EXERCISE AIM:
Please print the full listing exactly.

SUPPLIED INFORMATION:
· · · · ·

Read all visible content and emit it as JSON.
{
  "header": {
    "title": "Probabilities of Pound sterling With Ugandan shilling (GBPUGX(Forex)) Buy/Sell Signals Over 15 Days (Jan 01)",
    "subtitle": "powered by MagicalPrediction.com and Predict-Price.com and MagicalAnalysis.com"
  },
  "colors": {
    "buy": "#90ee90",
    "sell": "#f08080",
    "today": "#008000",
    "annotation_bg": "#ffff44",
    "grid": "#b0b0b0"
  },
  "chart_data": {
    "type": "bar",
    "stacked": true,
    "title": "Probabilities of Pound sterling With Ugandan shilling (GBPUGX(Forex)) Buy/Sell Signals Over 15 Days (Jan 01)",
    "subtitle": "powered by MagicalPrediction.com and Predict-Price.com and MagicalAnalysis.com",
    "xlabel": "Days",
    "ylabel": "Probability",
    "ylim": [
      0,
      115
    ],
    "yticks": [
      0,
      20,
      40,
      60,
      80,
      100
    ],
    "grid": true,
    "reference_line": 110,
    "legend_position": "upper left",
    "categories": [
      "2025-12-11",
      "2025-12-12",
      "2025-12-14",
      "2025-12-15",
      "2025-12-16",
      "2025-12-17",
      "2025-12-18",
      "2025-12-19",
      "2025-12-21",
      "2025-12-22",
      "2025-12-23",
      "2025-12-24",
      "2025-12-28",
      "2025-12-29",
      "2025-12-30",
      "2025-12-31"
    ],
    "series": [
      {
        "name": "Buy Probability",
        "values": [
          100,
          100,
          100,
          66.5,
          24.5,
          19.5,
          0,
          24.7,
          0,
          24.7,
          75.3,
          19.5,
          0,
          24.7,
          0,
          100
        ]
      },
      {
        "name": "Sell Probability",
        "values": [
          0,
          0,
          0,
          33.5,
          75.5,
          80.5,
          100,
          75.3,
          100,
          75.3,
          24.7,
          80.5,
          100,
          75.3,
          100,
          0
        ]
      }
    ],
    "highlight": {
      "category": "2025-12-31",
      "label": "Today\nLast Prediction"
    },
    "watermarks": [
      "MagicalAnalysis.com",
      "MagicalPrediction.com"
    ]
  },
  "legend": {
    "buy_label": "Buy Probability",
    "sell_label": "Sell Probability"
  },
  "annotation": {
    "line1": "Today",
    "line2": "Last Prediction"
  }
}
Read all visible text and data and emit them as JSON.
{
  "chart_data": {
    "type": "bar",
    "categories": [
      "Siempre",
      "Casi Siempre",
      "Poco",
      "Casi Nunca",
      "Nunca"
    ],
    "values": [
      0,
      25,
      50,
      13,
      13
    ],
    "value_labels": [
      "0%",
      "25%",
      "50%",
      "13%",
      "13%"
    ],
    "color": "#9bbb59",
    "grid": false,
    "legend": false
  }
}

· · · · ·

SOLUTION:
Read all visible content and emit it as JSON.
{
  "header": {
    "title": "Probabilities of Pound sterling With Ugandan shilling (GBPUGX(Forex)) Buy/Sell Signals Over 15 Days (Jan 01)",
    "subtitle": "powered by MagicalPrediction.com and Predict-Price.com and MagicalAnalysis.com"
  },
  "colors": {
    "buy": "#90ee90",
    "sell": "#f08080",
    "today": "#008000",
    "annotation_bg": "#ffff44",
    "grid": "#b0b0b0"
  },
  "chart_data": {
    "type": "bar",
    "stacked": true,
    "title": "Probabilities of Pound sterling With Ugandan shilling (GBPUGX(Forex)) Buy/Sell Signals Over 15 Days (Jan 01)",
    "subtitle": "powered by MagicalPrediction.com and Predict-Price.com and MagicalAnalysis.com",
    "xlabel": "Days",
    "ylabel": "Probability",
    "ylim": [
      0,
      115
    ],
    "yticks": [
      0,
      20,
      40,
      60,
      80,
      100
    ],
    "grid": true,
    "reference_line": 110,
    "legend_position": "upper left",
    "categories": [
      "2025-12-11",
      "2025-12-12",
      "2025-12-14",
      "2025-12-15",
      "2025-12-16",
      "2025-12-17",
      "2025-12-18",
      "2025-12-19",
      "2025-12-21",
      "2025-12-22",
      "2025-12-23",
      "2025-12-24",
      "2025-12-28",
      "2025-12-29",
      "2025-12-30",
      "2025-12-31"
    ],
    "series": [
      {
        "name": "Buy Probability",
        "values": [
          100,
          100,
          100,
          66.5,
          24.5,
          19.5,
          0,
          24.7,
          0,
          24.7,
          75.3,
          19.5,
          0,
          24.7,
          0,
          100
        ]
      },
      {
        "name": "Sell Probability",
        "values": [
          0,
          0,
          0,
          33.5,
          75.5,
          80.5,
          100,
          75.3,
          100,
          75.3,
          24.7,
          80.5,
          100,
          75.3,
          100,
          0
        ]
      }
    ],
    "highlight": {
      "category": "2025-12-31",
      "label": "Today\nLast Prediction"
    },
    "watermarks": [
      "MagicalAnalysis.com",
      "MagicalPrediction.com"
    ]
  },
  "legend": {
    "buy_label": "Buy Probability",
    "sell_label": "Sell Probability"
  },
  "annotation": {
    "line1": "Today",
    "line2": "Last Prediction"
  }
}
Read all visible text and data and emit them as JSON.
{
  "chart_data": {
    "type": "bar",
    "categories": [
      "Siempre",
      "Casi Siempre",
      "Poco",
      "Casi Nunca",
      "Nunca"
    ],
    "values": [
      0,
      25,
      50,
      13,
      13
    ],
    "value_labels": [
      "0%",
      "25%",
      "50%",
      "13%",
      "13%"
    ],
    "color": "#9bbb59",
    "grid": false,
    "legend": false
  }
}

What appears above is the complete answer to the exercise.